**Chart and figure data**
%%
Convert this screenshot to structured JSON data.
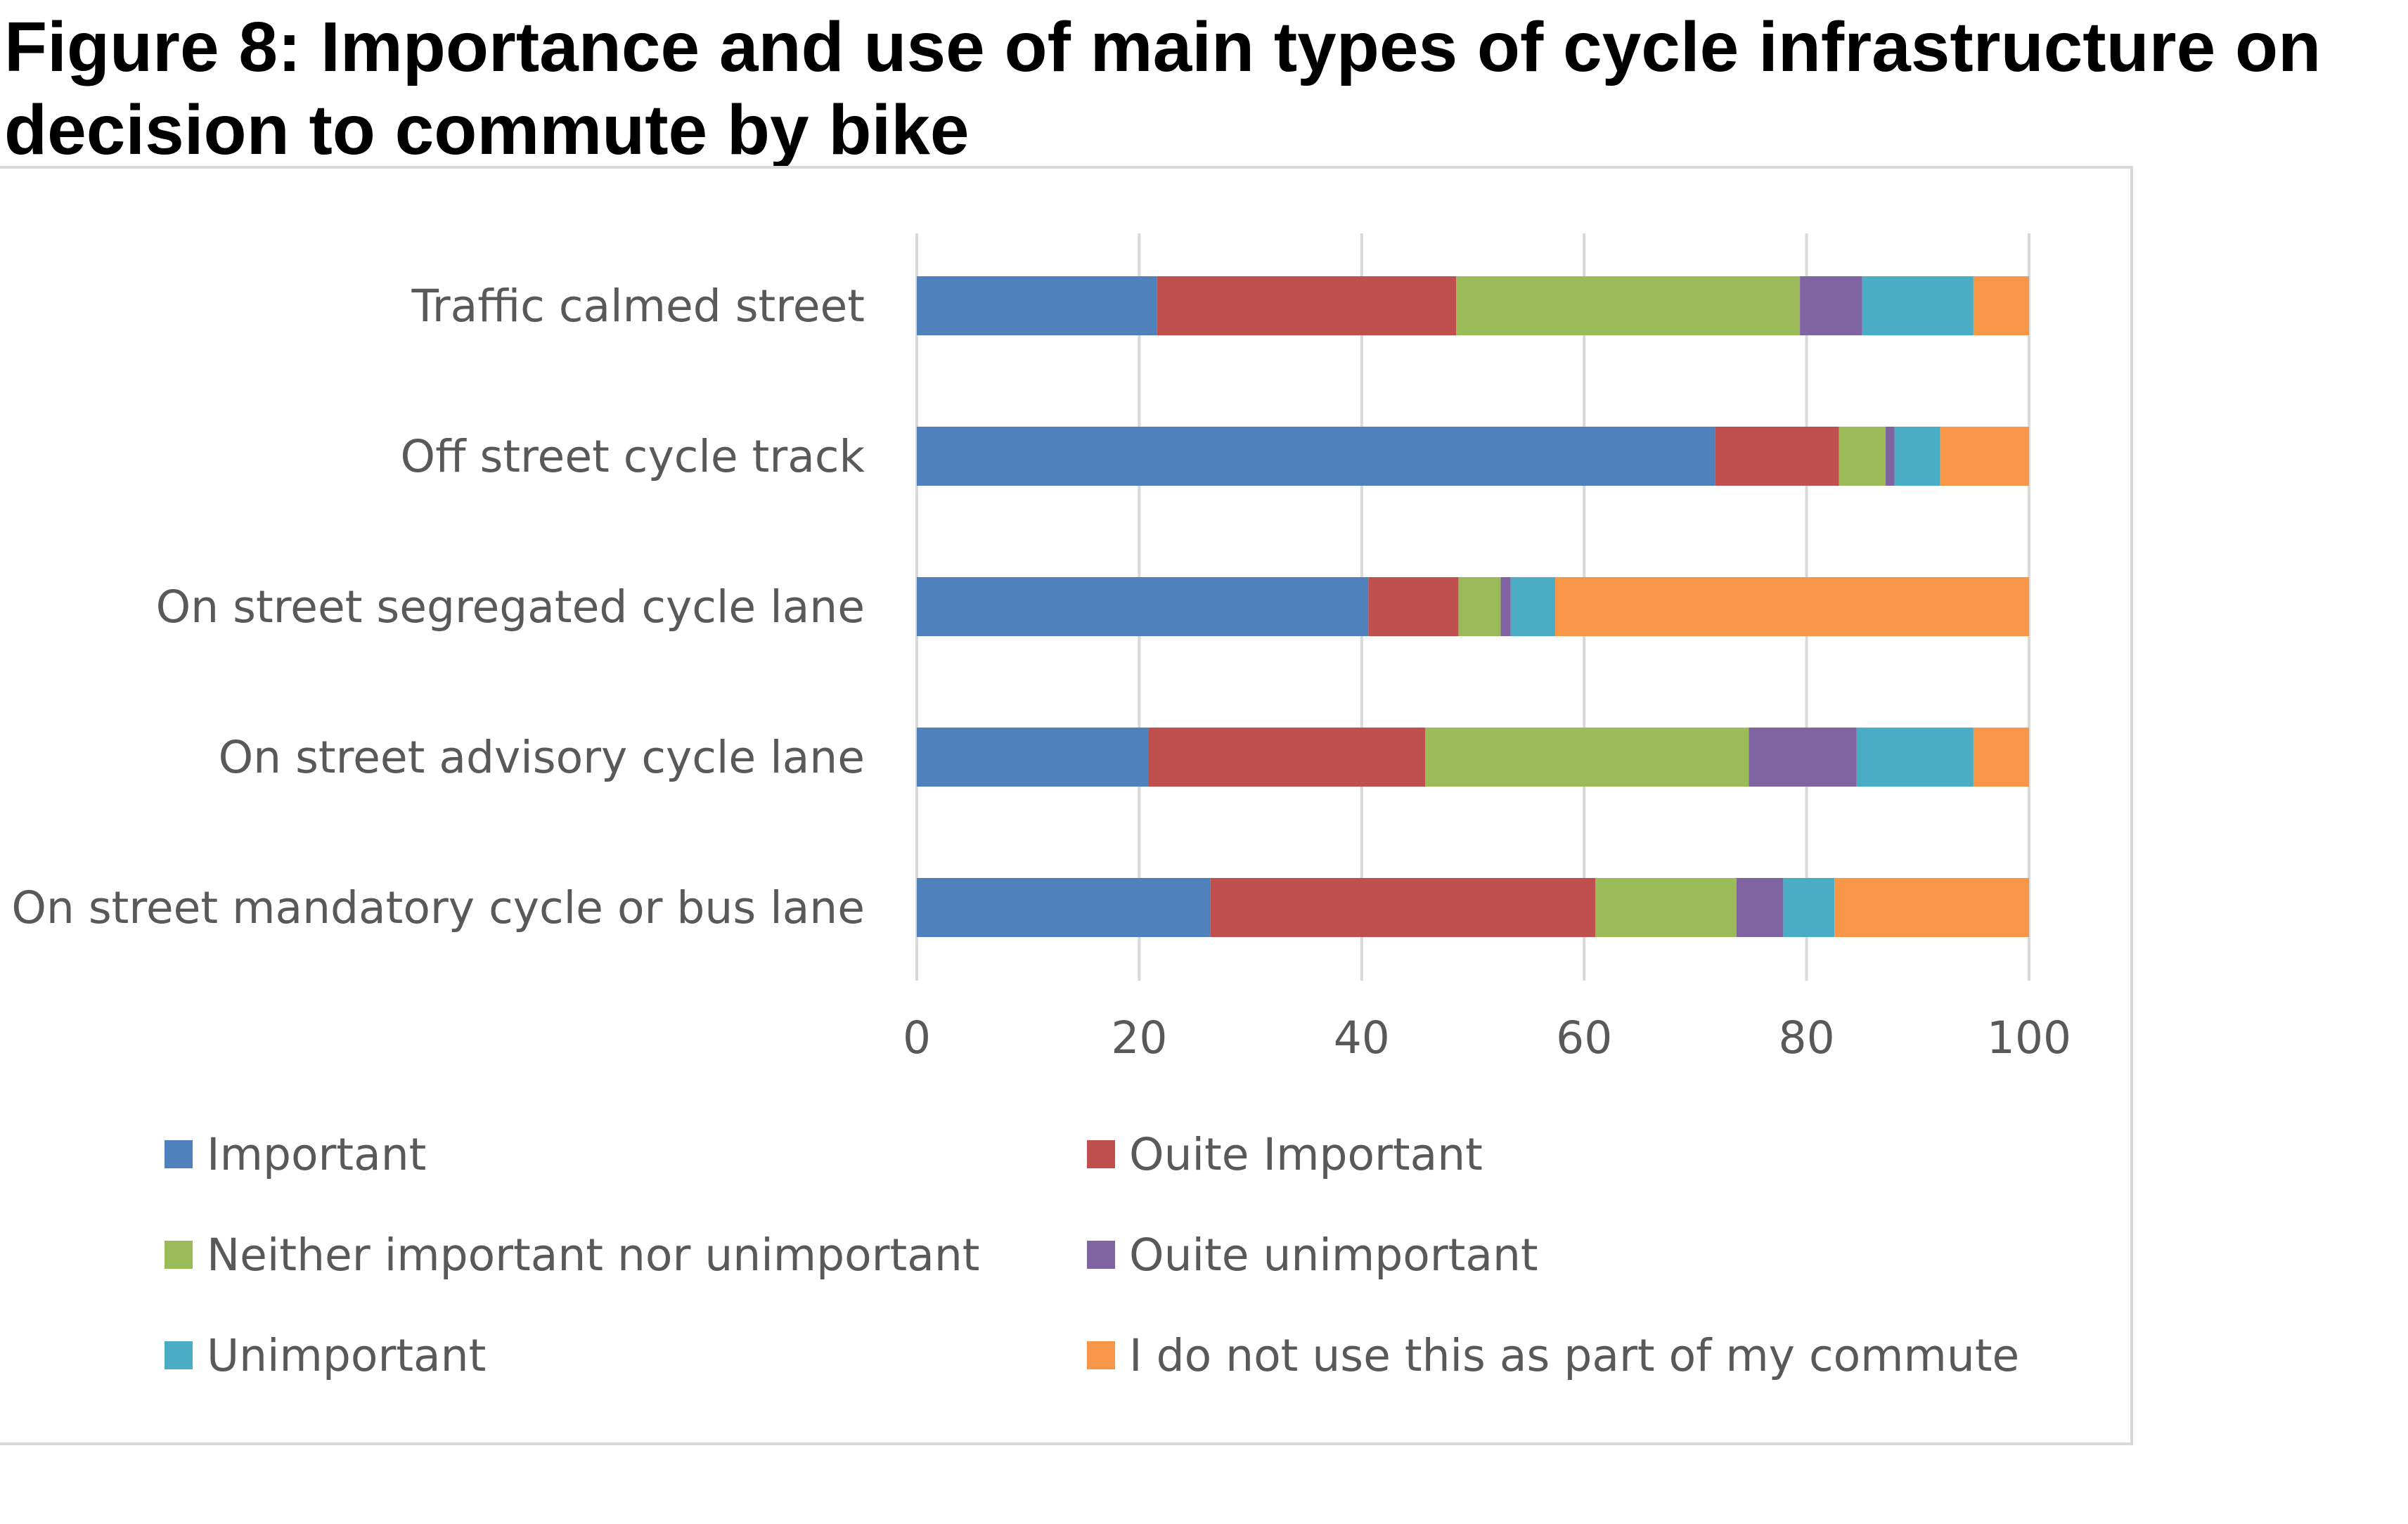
{
  "title": "Figure 8: Importance and use of main types of cycle infrastructure on decision to commute by bike",
  "chart_data": {
    "type": "bar",
    "orientation": "horizontal",
    "stacked": true,
    "title": "Figure 8: Importance and use of main types of cycle infrastructure on decision to commute by bike",
    "xlabel": "",
    "ylabel": "",
    "xlim": [
      0,
      100
    ],
    "xticks": [
      0,
      20,
      40,
      60,
      80,
      100
    ],
    "grid": true,
    "legend_position": "bottom",
    "categories": [
      "Traffic calmed street",
      "Off street cycle track",
      "On street segregated cycle lane",
      "On street advisory cycle lane",
      "On street mandatory cycle or bus lane"
    ],
    "series": [
      {
        "name": "Important",
        "color": "#4f81bd",
        "values": [
          21.6,
          71.8,
          40.6,
          20.8,
          26.4
        ]
      },
      {
        "name": "Ouite Important",
        "color": "#c0504d",
        "values": [
          26.9,
          11.1,
          8.1,
          24.9,
          34.6
        ]
      },
      {
        "name": "Neither important nor unimportant",
        "color": "#9bbb59",
        "values": [
          30.9,
          4.2,
          3.8,
          29.1,
          12.7
        ]
      },
      {
        "name": "Ouite unimportant",
        "color": "#8064a2",
        "values": [
          5.6,
          0.8,
          0.9,
          9.7,
          4.2
        ]
      },
      {
        "name": "Unimportant",
        "color": "#4bacc6",
        "values": [
          10.0,
          4.1,
          4.0,
          10.5,
          4.6
        ]
      },
      {
        "name": "I do not use this as part of my commute",
        "color": "#f79646",
        "values": [
          5.0,
          8.0,
          42.6,
          5.0,
          17.5
        ]
      }
    ]
  }
}
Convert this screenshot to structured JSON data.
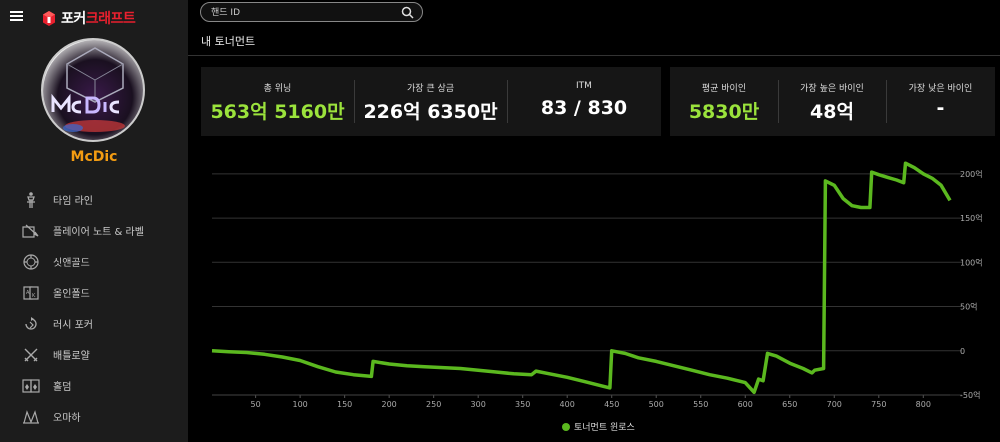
%%
**AIM OF THE EXERCISE**
Search the lines for the string "types" and copy every line that has it.

**SOLUTION BELOW**
  "title": "Figure 8: Importance and use of main types of cycle infrastructure on decision to commute by bike",
    "title": "Figure 8: Importance and use of main types of cycle infrastructure on decision to commute by bike",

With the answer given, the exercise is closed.